-- Vorgegebenes Ziel 1 --
Bis zu welchem Jahr war die Windmühle oberhalb von Retz laut dem Text über die Stadt in Betrieb?

-- Ausgewählter Abschnitt --
──────────────────────────────

Stadt im Bezirk Hollabrunn, Niederösterreich, 264 m über dem Meeresspiegel, im nordwestlichen Weinviertel, 4 300 Einwohner; Bezirksgericht, Wein- und Obstbauschule, Zollamt; Heimat-, Stadtmuseum; altes Weinbauzentrum (ausgedehntes ehemaliges Weinkellersystem unter der Stadt; begehbar) mit jährlicher Weinmesse; oberhalb von Retz Windmühle (1772, bis 1901 in Betrieb; heute Industriedenkmal); Fremdenverkehr.
 
Stadtbild:
 
Gut erhaltenes altes Stadtbild; auf dem Hauptplatz das ehemalige Rathaus (v. a. 1568/69) mit der im Erdgeschoss eingebauten Marienkapelle (1367 erwähnt) und dem mächtigen Stadtturm (14.-17. Jahrhundert); zahlreiche spätgotische Bürgerhäuser mit Renaissance- oder Barockfassaden. Pfarrkirche Sankt Stephan (romanischer Kern, 1728 umgebaut); die frühgotische Dominikanerkirche (1447 geweiht, Klostergebäude aus dem 17. Jahrhundert) und das Schloss (17. Jahrhundert) liegen an der Umfassungsmauer (Tor- und Rundtürme erhalten).
 
Geschichte:
 
Neben dem 1180 erstmals urkundlich erwähnten Dorf Rẹczz (heute Retz-Altstadt) entstand 1279-90 die planmäßig angelegte und 1305 als Stadt bezeichnete Siedlung.

──────────────────────────────

[Datensätze mit Elementboxen]
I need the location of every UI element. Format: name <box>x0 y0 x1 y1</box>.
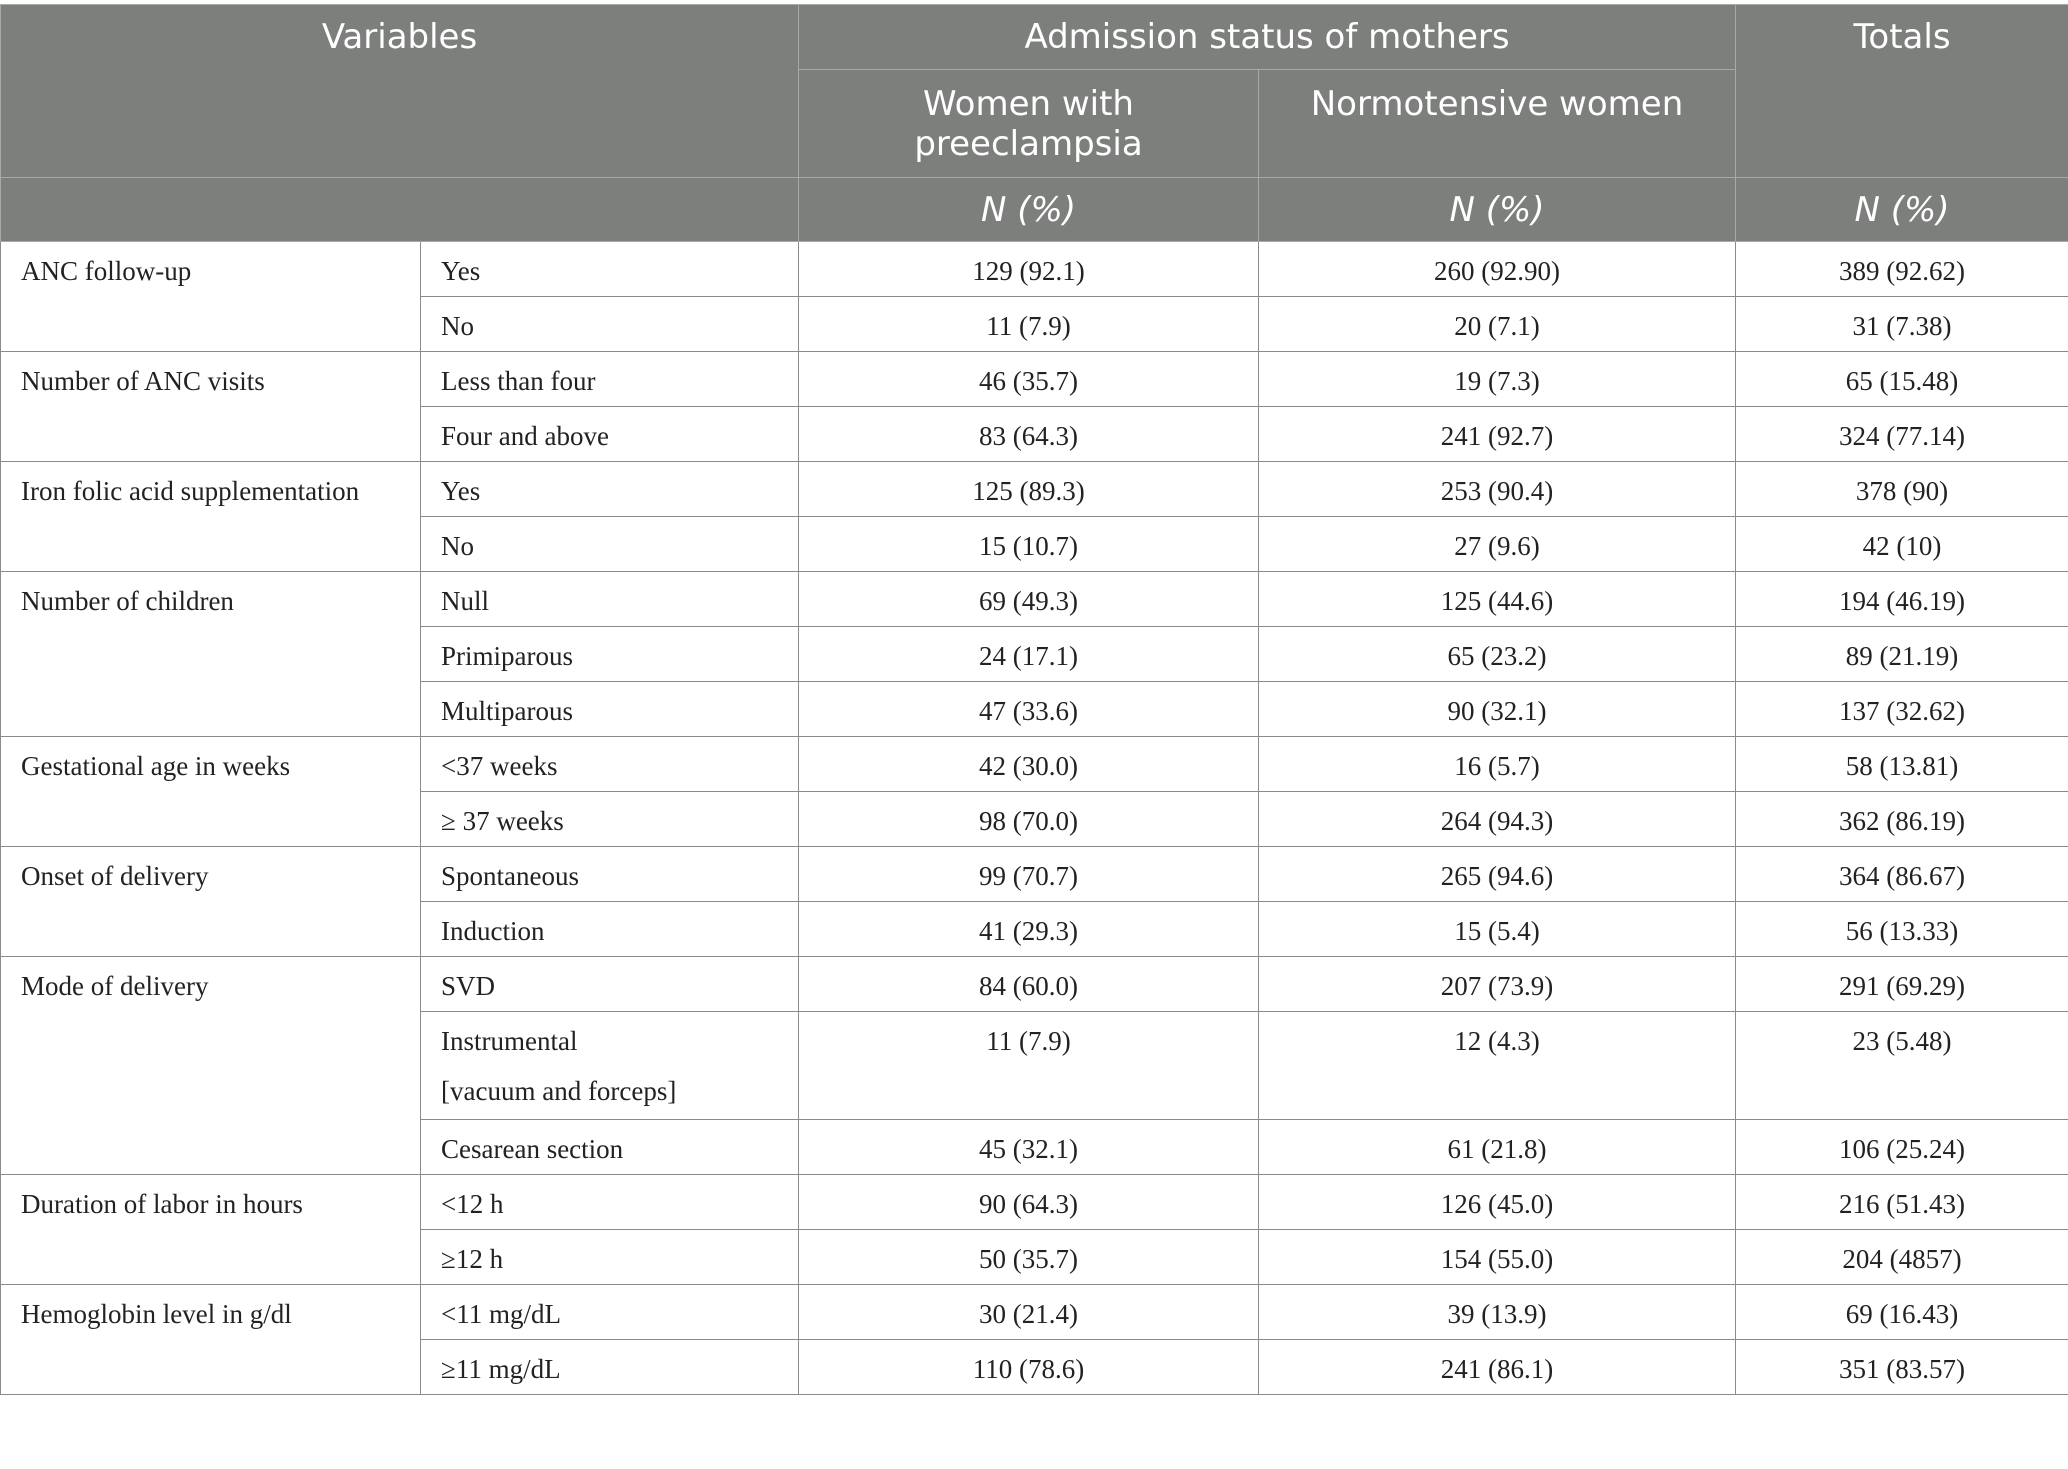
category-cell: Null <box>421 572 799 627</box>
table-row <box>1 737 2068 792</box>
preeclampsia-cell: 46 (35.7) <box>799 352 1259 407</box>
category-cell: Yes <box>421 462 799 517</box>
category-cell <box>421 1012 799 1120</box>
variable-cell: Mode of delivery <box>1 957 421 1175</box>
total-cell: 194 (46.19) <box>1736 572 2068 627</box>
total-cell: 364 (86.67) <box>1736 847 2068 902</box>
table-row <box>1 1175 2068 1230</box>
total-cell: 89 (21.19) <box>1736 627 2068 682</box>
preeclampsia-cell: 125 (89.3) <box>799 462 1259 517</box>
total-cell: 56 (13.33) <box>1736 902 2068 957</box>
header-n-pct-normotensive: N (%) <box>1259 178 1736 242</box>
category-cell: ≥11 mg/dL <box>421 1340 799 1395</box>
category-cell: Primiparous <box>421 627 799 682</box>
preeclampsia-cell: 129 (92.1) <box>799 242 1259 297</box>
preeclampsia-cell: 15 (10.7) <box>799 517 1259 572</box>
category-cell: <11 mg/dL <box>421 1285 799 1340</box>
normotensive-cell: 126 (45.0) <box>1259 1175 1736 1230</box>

──────────────────────────────

-- Vorgegebenes Ziel 2 --
Gib sämtliche Datensätze Zeile für Zeile unverändert wieder und lass dabei die Bilder weg.

-- Richtige Antwort 1 --
Bis 1901.

-- Richtige Antwort 2 --
I need the location of every UI element. Format: name <box>x0 y0 x1 y1</box>.
category-cell: Null <box>421 572 799 627</box>
table-row <box>1 737 2068 792</box>
preeclampsia-cell: 46 (35.7) <box>799 352 1259 407</box>
category-cell: Yes <box>421 462 799 517</box>
category-cell <box>421 1012 799 1120</box>
variable-cell: Mode of delivery <box>1 957 421 1175</box>
total-cell: 194 (46.19) <box>1736 572 2068 627</box>
total-cell: 364 (86.67) <box>1736 847 2068 902</box>
table-row <box>1 1175 2068 1230</box>
total-cell: 89 (21.19) <box>1736 627 2068 682</box>
preeclampsia-cell: 125 (89.3) <box>799 462 1259 517</box>
total-cell: 56 (13.33) <box>1736 902 2068 957</box>
header-n-pct-normotensive: N (%) <box>1259 178 1736 242</box>
category-cell: ≥11 mg/dL <box>421 1340 799 1395</box>
category-cell: Primiparous <box>421 627 799 682</box>
preeclampsia-cell: 129 (92.1) <box>799 242 1259 297</box>
preeclampsia-cell: 15 (10.7) <box>799 517 1259 572</box>
category-cell: <11 mg/dL <box>421 1285 799 1340</box>
normotensive-cell: 126 (45.0) <box>1259 1175 1736 1230</box>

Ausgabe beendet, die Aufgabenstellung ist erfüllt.